(Part of a data file)
----------------

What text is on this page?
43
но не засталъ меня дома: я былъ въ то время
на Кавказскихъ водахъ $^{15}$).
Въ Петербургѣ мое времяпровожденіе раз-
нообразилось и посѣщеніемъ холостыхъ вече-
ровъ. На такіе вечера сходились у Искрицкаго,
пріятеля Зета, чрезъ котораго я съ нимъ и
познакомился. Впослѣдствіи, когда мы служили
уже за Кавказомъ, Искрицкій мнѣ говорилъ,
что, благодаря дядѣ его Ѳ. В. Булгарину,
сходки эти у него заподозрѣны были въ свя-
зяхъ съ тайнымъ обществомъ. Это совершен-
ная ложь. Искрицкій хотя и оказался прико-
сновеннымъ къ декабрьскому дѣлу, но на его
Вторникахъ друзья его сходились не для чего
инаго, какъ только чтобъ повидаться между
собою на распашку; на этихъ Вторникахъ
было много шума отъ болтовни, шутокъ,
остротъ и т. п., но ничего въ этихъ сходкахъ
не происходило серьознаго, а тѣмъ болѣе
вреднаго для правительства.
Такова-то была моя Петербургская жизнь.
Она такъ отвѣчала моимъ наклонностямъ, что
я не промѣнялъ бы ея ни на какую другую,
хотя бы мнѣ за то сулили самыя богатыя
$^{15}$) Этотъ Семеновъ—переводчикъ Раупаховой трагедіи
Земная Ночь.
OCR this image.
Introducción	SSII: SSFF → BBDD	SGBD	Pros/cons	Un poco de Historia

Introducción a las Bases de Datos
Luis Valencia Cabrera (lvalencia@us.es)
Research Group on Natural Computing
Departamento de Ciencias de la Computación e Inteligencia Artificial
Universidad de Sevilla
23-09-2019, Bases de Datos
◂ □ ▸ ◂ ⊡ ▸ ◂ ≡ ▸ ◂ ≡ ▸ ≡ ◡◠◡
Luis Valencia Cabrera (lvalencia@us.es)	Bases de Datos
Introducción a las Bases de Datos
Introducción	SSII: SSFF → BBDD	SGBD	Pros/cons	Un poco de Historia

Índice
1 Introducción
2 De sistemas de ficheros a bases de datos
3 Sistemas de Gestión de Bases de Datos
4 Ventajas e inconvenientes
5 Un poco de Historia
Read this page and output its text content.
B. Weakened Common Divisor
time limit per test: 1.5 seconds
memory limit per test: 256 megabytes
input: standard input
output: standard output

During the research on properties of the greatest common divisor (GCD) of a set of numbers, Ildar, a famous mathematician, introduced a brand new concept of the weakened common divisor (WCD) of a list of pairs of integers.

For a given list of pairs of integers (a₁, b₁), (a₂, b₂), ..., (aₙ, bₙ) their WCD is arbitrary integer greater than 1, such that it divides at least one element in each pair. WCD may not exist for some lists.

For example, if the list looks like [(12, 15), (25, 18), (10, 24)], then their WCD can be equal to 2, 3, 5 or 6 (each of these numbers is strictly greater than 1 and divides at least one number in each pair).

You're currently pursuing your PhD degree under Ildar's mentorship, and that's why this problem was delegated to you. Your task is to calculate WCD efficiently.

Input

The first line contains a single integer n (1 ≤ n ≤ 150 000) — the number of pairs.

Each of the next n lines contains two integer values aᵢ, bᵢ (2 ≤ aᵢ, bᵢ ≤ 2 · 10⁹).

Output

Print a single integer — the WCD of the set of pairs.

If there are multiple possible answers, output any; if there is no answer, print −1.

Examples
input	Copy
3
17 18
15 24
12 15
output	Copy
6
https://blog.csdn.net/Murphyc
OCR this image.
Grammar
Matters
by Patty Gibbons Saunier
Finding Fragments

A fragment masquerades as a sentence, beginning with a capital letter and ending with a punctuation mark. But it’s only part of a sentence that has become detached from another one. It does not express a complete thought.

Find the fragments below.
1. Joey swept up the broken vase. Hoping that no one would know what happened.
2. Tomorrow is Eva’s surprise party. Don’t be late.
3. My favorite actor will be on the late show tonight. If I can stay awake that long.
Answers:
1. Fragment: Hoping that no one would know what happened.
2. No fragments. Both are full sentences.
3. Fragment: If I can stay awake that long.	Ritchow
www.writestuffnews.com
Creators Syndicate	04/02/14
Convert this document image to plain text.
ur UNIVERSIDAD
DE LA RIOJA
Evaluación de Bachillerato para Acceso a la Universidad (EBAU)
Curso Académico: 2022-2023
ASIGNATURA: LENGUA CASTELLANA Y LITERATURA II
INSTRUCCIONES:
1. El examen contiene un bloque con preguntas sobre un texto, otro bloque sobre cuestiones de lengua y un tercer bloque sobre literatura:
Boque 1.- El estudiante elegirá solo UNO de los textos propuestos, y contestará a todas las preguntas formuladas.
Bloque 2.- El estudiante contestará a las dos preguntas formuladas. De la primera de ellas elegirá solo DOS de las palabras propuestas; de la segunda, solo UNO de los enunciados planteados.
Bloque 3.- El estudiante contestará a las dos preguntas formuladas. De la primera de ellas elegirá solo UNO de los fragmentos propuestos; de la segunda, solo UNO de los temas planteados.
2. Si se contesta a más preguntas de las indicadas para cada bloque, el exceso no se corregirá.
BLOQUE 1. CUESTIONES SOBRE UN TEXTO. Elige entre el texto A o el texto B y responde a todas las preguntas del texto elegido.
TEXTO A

----------------

EXERCISE PROMPT
Print out all the entries precisely as written.

FINAL ANSWER
What text is on this page?
43
но не засталъ меня дома: я былъ въ то время
на Кавказскихъ водахъ $^{15}$).
Въ Петербургѣ мое времяпровожденіе раз-
нообразилось и посѣщеніемъ холостыхъ вече-
ровъ. На такіе вечера сходились у Искрицкаго,
пріятеля Зета, чрезъ котораго я съ нимъ и
познакомился. Впослѣдствіи, когда мы служили
уже за Кавказомъ, Искрицкій мнѣ говорилъ,
что, благодаря дядѣ его Ѳ. В. Булгарину,
сходки эти у него заподозрѣны были въ свя-
зяхъ съ тайнымъ обществомъ. Это совершен-
ная ложь. Искрицкій хотя и оказался прико-
сновеннымъ къ декабрьскому дѣлу, но на его
Вторникахъ друзья его сходились не для чего
инаго, какъ только чтобъ повидаться между
собою на распашку; на этихъ Вторникахъ
было много шума отъ болтовни, шутокъ,
остротъ и т. п., но ничего въ этихъ сходкахъ
не происходило серьознаго, а тѣмъ болѣе
вреднаго для правительства.
Такова-то была моя Петербургская жизнь.
Она такъ отвѣчала моимъ наклонностямъ, что
я не промѣнялъ бы ея ни на какую другую,
хотя бы мнѣ за то сулили самыя богатыя
$^{15}$) Этотъ Семеновъ—переводчикъ Раупаховой трагедіи
Земная Ночь.
OCR this image.
Introducción	SSII: SSFF → BBDD	SGBD	Pros/cons	Un poco de Historia

Introducción a las Bases de Datos
Luis Valencia Cabrera (lvalencia@us.es)
Research Group on Natural Computing
Departamento de Ciencias de la Computación e Inteligencia Artificial
Universidad de Sevilla
23-09-2019, Bases de Datos
◂ □ ▸ ◂ ⊡ ▸ ◂ ≡ ▸ ◂ ≡ ▸ ≡ ◡◠◡
Luis Valencia Cabrera (lvalencia@us.es)	Bases de Datos
Introducción a las Bases de Datos
Introducción	SSII: SSFF → BBDD	SGBD	Pros/cons	Un poco de Historia

Índice
1 Introducción
2 De sistemas de ficheros a bases de datos
3 Sistemas de Gestión de Bases de Datos
4 Ventajas e inconvenientes
5 Un poco de Historia
Read this page and output its text content.
B. Weakened Common Divisor
time limit per test: 1.5 seconds
memory limit per test: 256 megabytes
input: standard input
output: standard output

During the research on properties of the greatest common divisor (GCD) of a set of numbers, Ildar, a famous mathematician, introduced a brand new concept of the weakened common divisor (WCD) of a list of pairs of integers.

For a given list of pairs of integers (a₁, b₁), (a₂, b₂), ..., (aₙ, bₙ) their WCD is arbitrary integer greater than 1, such that it divides at least one element in each pair. WCD may not exist for some lists.

For example, if the list looks like [(12, 15), (25, 18), (10, 24)], then their WCD can be equal to 2, 3, 5 or 6 (each of these numbers is strictly greater than 1 and divides at least one number in each pair).

You're currently pursuing your PhD degree under Ildar's mentorship, and that's why this problem was delegated to you. Your task is to calculate WCD efficiently.

Input

The first line contains a single integer n (1 ≤ n ≤ 150 000) — the number of pairs.

Each of the next n lines contains two integer values aᵢ, bᵢ (2 ≤ aᵢ, bᵢ ≤ 2 · 10⁹).

Output

Print a single integer — the WCD of the set of pairs.

If there are multiple possible answers, output any; if there is no answer, print −1.

Examples
input	Copy
3
17 18
15 24
12 15
output	Copy
6
https://blog.csdn.net/Murphyc
OCR this image.
Grammar
Matters
by Patty Gibbons Saunier
Finding Fragments

A fragment masquerades as a sentence, beginning with a capital letter and ending with a punctuation mark. But it’s only part of a sentence that has become detached from another one. It does not express a complete thought.

Find the fragments below.
1. Joey swept up the broken vase. Hoping that no one would know what happened.
2. Tomorrow is Eva’s surprise party. Don’t be late.
3. My favorite actor will be on the late show tonight. If I can stay awake that long.
Answers:
1. Fragment: Hoping that no one would know what happened.
2. No fragments. Both are full sentences.
3. Fragment: If I can stay awake that long.	Ritchow
www.writestuffnews.com
Creators Syndicate	04/02/14
Convert this document image to plain text.
ur UNIVERSIDAD
DE LA RIOJA
Evaluación de Bachillerato para Acceso a la Universidad (EBAU)
Curso Académico: 2022-2023
ASIGNATURA: LENGUA CASTELLANA Y LITERATURA II
INSTRUCCIONES:
1. El examen contiene un bloque con preguntas sobre un texto, otro bloque sobre cuestiones de lengua y un tercer bloque sobre literatura:
Boque 1.- El estudiante elegirá solo UNO de los textos propuestos, y contestará a todas las preguntas formuladas.
Bloque 2.- El estudiante contestará a las dos preguntas formuladas. De la primera de ellas elegirá solo DOS de las palabras propuestas; de la segunda, solo UNO de los enunciados planteados.
Bloque 3.- El estudiante contestará a las dos preguntas formuladas. De la primera de ellas elegirá solo UNO de los fragmentos propuestos; de la segunda, solo UNO de los temas planteados.
2. Si se contesta a más preguntas de las indicadas para cada bloque, el exceso no se corregirá.
BLOQUE 1. CUESTIONES SOBRE UN TEXTO. Elige entre el texto A o el texto B y responde a todas las preguntas del texto elegido.
TEXTO A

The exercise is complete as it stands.